* Source *
** begin **

The Passionate Intellect: Incarnational Humanism and the Future of University Education

By Norman Klassen and Jens Zimmerman
Baker Academic (2006)
ISBN 0-8010-2734-9

This book is explores the themes of whether, and how, Christians can develop a rich and passionate life of the mind. Although it is written for Christian students bound for university, it is useful for any Christian who is serious about the intellectual life.

One of the authors’ goals is to defuse the “warfare” mentality concerning faith and “secular” learning that some Christians, particularly those who are not very mature in the faith, often seem to develop. They propose to do this through the model of “Incarnational Humanism.”

“Incarnational Humanism” takes the incarnation of Christ as a starting point for a Christian approach to learning. “In Christ,” the authors state, “all fragmentation ends and a new humanity begins, a new creation in which all knowledge is united (or taken captive, as Paul puts it) under the lordship of Christ because in him the divine and the human are firmly joined forever.” The pattern of the incarnation suggests that we should expect to find that truth is not “an abstract, timeless concept,” but rather is mediated through human language, culture, and tradition. Therefore, Christians should not be afraid of truth located outside the hermetically sealed world of our particular religious subcultures.

** end **

* Directives *
**a.** Translate this sentence from the book review into Spanish: "They propose to do this through the model of “Incarnational Humanism.”"
**b.** Reproduce the part of the book review that begins at the words "ISBN 0-8010-2734-9" and stops after "the intellectual life.", swapping "university" for "college".

* Data extract *
** begin **

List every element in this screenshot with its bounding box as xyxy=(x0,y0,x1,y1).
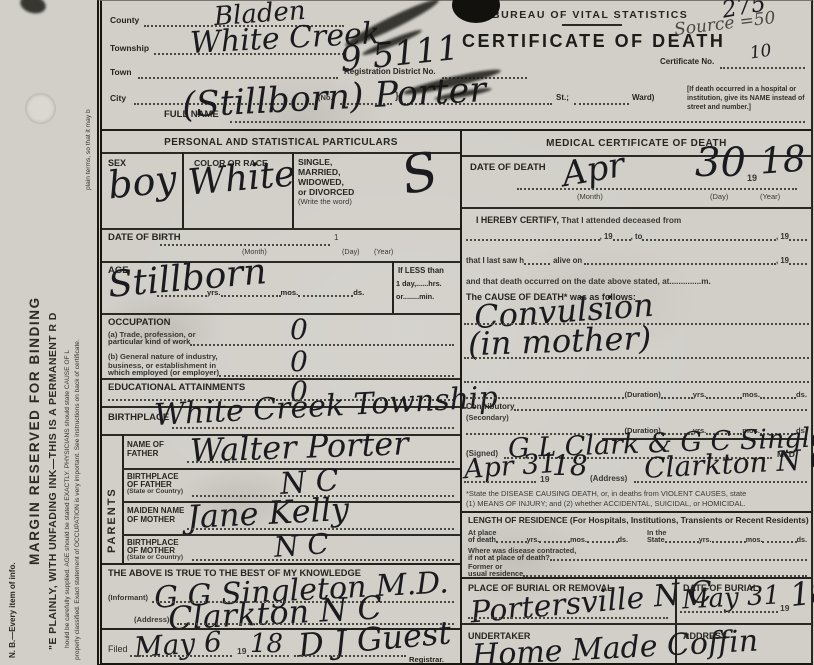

** end **

* Solutions to each task *
**a.** Proponen hacerlo mediante el modelo del «humanismo encarnacional».

**b.**
ISBN 0-8010-2734-9

This book is explores the themes of whether, and how, Christians can develop a rich and passionate life of the mind. Although it is written for Christian students bound for college, it is useful for any Christian who is serious about the intellectual life.